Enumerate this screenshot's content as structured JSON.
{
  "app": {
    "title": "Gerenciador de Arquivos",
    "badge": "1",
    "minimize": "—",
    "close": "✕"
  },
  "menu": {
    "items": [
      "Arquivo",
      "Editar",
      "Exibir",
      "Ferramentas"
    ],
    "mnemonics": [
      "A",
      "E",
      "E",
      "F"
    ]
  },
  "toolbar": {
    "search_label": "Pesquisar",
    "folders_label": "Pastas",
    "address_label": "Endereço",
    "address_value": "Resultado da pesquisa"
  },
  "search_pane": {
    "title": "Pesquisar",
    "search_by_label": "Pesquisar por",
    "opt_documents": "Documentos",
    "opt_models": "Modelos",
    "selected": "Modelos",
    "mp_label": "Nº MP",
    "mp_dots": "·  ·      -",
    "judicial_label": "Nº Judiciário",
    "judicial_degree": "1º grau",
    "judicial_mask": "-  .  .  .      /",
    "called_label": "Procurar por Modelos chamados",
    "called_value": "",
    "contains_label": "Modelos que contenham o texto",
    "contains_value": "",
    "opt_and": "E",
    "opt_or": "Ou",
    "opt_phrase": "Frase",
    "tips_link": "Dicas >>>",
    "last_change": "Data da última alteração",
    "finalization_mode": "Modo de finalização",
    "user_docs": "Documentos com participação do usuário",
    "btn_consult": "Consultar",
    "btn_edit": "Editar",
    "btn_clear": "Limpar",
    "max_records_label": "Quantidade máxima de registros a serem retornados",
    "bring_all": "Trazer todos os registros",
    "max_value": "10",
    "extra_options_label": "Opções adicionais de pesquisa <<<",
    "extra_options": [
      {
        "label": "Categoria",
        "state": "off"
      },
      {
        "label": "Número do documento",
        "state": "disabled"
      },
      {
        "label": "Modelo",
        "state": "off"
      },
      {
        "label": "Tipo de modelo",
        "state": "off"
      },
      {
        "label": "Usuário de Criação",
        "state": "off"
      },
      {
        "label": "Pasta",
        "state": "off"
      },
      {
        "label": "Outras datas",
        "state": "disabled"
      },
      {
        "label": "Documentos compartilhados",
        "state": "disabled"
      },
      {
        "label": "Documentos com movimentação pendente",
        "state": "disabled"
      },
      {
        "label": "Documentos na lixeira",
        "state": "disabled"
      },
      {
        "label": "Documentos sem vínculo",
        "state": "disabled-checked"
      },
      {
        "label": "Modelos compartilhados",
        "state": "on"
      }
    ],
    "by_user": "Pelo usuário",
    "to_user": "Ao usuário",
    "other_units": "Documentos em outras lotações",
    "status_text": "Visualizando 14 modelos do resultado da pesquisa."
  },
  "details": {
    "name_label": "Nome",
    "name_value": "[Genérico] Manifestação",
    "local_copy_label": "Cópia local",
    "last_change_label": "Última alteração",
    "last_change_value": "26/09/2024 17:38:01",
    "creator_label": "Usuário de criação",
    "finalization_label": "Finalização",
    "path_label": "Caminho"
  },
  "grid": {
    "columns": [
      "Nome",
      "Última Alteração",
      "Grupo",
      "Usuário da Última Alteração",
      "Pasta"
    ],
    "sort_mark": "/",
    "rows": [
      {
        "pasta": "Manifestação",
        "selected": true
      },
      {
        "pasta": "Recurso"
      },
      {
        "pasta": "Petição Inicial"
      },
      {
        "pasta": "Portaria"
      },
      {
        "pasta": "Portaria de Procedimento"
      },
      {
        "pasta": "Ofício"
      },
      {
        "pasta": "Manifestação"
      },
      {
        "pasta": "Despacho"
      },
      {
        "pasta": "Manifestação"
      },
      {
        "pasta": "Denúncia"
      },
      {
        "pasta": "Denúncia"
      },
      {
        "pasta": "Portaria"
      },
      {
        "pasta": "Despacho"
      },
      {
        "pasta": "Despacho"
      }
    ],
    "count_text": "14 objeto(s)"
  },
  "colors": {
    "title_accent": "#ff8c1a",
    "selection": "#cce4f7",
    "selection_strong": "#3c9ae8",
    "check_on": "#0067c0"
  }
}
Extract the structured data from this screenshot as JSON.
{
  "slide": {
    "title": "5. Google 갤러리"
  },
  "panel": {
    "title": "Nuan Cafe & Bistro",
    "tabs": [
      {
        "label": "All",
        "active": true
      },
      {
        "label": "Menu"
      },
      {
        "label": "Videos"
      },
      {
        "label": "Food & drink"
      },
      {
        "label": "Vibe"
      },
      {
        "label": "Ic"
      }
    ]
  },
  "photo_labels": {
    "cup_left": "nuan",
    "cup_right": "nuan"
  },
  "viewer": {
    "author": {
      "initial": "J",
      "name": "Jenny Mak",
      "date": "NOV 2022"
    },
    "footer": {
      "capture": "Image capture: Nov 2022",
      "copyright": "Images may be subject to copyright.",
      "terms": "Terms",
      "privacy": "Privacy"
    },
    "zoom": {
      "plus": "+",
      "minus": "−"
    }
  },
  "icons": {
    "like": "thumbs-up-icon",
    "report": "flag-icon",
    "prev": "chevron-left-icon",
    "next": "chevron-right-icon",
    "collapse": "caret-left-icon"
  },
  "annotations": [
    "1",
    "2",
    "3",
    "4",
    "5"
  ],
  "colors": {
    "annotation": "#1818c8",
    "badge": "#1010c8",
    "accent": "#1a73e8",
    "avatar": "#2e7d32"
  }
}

Request: Repeat exactly the lines from the line containing "Extract the structured" through the last line of the records above, including both, and nothing else.

Expected answer:
Extract the structured data from this screenshot as JSON.
{
  "slide": {
    "title": "5. Google 갤러리"
  },
  "panel": {
    "title": "Nuan Cafe & Bistro",
    "tabs": [
      {
        "label": "All",
        "active": true
      },
      {
        "label": "Menu"
      },
      {
        "label": "Videos"
      },
      {
        "label": "Food & drink"
      },
      {
        "label": "Vibe"
      },
      {
        "label": "Ic"
      }
    ]
  },
  "photo_labels": {
    "cup_left": "nuan",
    "cup_right": "nuan"
  },
  "viewer": {
    "author": {
      "initial": "J",
      "name": "Jenny Mak",
      "date": "NOV 2022"
    },
    "footer": {
      "capture": "Image capture: Nov 2022",
      "copyright": "Images may be subject to copyright.",
      "terms": "Terms",
      "privacy": "Privacy"
    },
    "zoom": {
      "plus": "+",
      "minus": "−"
    }
  },
  "icons": {
    "like": "thumbs-up-icon",
    "report": "flag-icon",
    "prev": "chevron-left-icon",
    "next": "chevron-right-icon",
    "collapse": "caret-left-icon"
  },
  "annotations": [
    "1",
    "2",
    "3",
    "4",
    "5"
  ],
  "colors": {
    "annotation": "#1818c8",
    "badge": "#1010c8",
    "accent": "#1a73e8",
    "avatar": "#2e7d32"
  }
}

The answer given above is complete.